- TASK INSTRUCTIONS:
1/ Duplicate the stretch of the SGLT3 text from "Conclusions/significance: In summary, we" through "similar to SGLT1.".
2/ In the SGLT3 text, condense the paragraph beginning "Methodology/principal findings: We mutated" into a short bulleted list that keeps its main findings.
START TEXT SHOWN
Background: Sodium-glucose cotransporter proteins (SGLT) belong to the SLC5A family, characterized by the cotransport of Na(+) with solute. SGLT1 is responsible for intestinal glucose absorption. Until recently the only role described for SGLT proteins was to transport sugar with Na(+). However, human SGLT3 (hSGLT3) does not transport sugar but causes depolarization of the plasma membrane when expressed in Xenopus oocytes. For this reason SGLT3 was suggested to be a sugar sensor rather than a transporter. Despite 70% amino acid identity between hSGLT3 and hSGLT1, their sugar transport, apparent sugar affinities, and sugar specificity differ greatly. Residue 457 is important for the function of SGLT1 and mutation at this position in hSGLT1 causes glucose-galactose malabsorption. Moreover, the crystal structure of vibrio SGLT reveals that the residue corresponding to 457 interacts directly with the sugar molecule. We thus wondered if this residue could account for some of the functional differences between SGLT1 and SGLT3.
Methodology/principal findings: We mutated the glutamate at position 457 in hSGLT3 to glutamine, the amino acid present in all SGLT1 proteins, and characterized the mutant. Surprisingly, we found that E457Q-hSGLT3 transported sugar, had the same stoichiometry as SGLT1, and that the sugar specificity and apparent affinities for most sugars were similar to hSGLT1. We also show that SGLT3 functions as a sugar sensor in a living organism. We expressed hSGLT3 and E457Q-hSGLT3 in C. elegans sensory neurons and found that animals sensed glucose in an hSGLT3-dependent manner.
Conclusions/significance: In summary, we demonstrate that hSGLT3 functions as a sugar sensor in vivo and that mutating a single amino acid converts this sugar sensor into a sugar transporter similar to SGLT1.
END TEXT SHOWN
START MATERIAL SUPPLIED
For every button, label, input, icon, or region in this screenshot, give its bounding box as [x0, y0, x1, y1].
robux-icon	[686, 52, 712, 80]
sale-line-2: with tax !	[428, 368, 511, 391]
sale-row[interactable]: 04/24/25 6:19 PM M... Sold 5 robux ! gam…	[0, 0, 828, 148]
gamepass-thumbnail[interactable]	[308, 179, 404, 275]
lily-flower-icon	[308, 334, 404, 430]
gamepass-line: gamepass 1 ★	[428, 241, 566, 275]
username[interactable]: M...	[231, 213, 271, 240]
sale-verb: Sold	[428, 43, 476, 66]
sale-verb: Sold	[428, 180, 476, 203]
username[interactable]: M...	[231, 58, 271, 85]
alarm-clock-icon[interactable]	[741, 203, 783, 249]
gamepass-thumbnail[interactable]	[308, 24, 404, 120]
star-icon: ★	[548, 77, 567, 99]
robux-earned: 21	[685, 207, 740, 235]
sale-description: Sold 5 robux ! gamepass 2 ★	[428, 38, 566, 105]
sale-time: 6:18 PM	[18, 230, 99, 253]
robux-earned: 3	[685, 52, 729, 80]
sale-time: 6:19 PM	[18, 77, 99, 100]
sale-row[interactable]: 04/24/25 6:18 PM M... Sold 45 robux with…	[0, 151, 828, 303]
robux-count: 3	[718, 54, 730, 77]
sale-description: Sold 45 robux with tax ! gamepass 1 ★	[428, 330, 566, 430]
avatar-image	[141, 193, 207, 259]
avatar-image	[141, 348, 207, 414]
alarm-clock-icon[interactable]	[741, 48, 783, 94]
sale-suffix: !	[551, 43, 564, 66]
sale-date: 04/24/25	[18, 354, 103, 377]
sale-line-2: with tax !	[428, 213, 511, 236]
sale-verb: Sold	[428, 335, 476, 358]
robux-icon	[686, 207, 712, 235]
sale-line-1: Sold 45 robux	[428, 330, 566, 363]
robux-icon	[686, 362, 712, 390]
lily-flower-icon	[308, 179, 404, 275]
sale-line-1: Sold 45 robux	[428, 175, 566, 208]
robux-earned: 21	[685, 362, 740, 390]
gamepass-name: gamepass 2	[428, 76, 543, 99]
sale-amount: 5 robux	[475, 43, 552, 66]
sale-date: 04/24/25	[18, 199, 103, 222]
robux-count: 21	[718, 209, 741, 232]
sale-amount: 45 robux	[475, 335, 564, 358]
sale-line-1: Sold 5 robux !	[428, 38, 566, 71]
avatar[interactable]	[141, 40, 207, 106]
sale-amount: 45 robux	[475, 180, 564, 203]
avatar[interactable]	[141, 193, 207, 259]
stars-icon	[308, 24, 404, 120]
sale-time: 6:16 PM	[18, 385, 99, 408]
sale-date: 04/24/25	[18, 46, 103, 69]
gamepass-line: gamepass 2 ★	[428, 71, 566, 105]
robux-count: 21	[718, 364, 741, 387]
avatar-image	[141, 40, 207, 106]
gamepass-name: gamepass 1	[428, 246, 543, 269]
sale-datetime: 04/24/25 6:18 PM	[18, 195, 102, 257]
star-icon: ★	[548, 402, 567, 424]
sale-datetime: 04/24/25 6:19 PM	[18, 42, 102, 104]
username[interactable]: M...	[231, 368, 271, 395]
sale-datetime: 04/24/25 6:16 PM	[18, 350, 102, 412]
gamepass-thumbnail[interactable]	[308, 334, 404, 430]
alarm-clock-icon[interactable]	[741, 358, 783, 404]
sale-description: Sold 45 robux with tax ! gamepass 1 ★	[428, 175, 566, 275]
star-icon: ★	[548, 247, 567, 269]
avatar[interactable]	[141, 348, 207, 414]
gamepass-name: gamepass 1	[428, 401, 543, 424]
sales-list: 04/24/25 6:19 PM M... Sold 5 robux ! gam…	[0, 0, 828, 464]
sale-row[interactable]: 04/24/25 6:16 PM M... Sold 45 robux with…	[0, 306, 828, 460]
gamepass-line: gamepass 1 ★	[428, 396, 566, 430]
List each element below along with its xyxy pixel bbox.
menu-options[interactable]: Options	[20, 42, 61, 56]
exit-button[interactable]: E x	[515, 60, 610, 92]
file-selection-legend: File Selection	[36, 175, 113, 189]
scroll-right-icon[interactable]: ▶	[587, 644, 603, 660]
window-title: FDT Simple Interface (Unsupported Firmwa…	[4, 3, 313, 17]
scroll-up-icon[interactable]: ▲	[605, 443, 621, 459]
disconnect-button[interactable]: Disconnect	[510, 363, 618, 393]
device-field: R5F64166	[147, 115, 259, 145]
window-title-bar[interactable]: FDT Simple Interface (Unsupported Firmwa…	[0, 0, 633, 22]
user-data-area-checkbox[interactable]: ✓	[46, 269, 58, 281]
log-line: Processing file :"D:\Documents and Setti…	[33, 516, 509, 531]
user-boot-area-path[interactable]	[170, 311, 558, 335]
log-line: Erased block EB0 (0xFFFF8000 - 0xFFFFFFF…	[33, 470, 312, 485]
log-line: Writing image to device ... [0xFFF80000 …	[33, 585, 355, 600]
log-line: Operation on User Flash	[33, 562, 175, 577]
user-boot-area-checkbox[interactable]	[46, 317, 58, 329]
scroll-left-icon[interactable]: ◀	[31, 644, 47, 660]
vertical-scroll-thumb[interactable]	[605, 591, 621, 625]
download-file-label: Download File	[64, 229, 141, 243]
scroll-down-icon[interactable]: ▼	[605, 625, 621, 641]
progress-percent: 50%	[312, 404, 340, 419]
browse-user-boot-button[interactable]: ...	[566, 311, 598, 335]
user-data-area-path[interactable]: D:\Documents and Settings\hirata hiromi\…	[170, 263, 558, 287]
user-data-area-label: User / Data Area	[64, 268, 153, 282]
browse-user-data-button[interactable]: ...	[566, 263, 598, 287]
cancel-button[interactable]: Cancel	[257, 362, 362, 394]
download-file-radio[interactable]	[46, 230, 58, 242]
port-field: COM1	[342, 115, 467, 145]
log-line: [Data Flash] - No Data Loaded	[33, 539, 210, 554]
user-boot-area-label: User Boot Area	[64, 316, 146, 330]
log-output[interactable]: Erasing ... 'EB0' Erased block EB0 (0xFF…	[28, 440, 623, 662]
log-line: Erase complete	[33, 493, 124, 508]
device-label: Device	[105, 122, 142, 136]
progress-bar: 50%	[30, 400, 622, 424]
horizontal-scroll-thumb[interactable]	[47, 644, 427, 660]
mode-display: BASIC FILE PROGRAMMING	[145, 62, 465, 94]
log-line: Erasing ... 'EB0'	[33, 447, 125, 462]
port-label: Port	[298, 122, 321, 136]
END MATERIAL SUPPLIED
- SOLUTIONS TO EACH TASK:
1/
Conclusions/significance: In summary, we demonstrate that hSGLT3 functions as a sugar sensor in vivo and that mutating a single amino acid converts this sugar sensor into a sugar transporter similar to SGLT1.

2/
- Glutamate 457 in hSGLT3 was mutated to glutamine, the residue found in all SGLT1 proteins.
- E457Q-hSGLT3 transported sugar with the same stoichiometry as SGLT1.
- Its sugar specificity and apparent affinities for most sugars were similar to hSGLT1.
- hSGLT3 and E457Q-hSGLT3 were expressed in C. elegans sensory neurons.
- The animals sensed glucose in an hSGLT3-dependent manner, showing that SGLT3 acts as a sugar sensor in a living organism.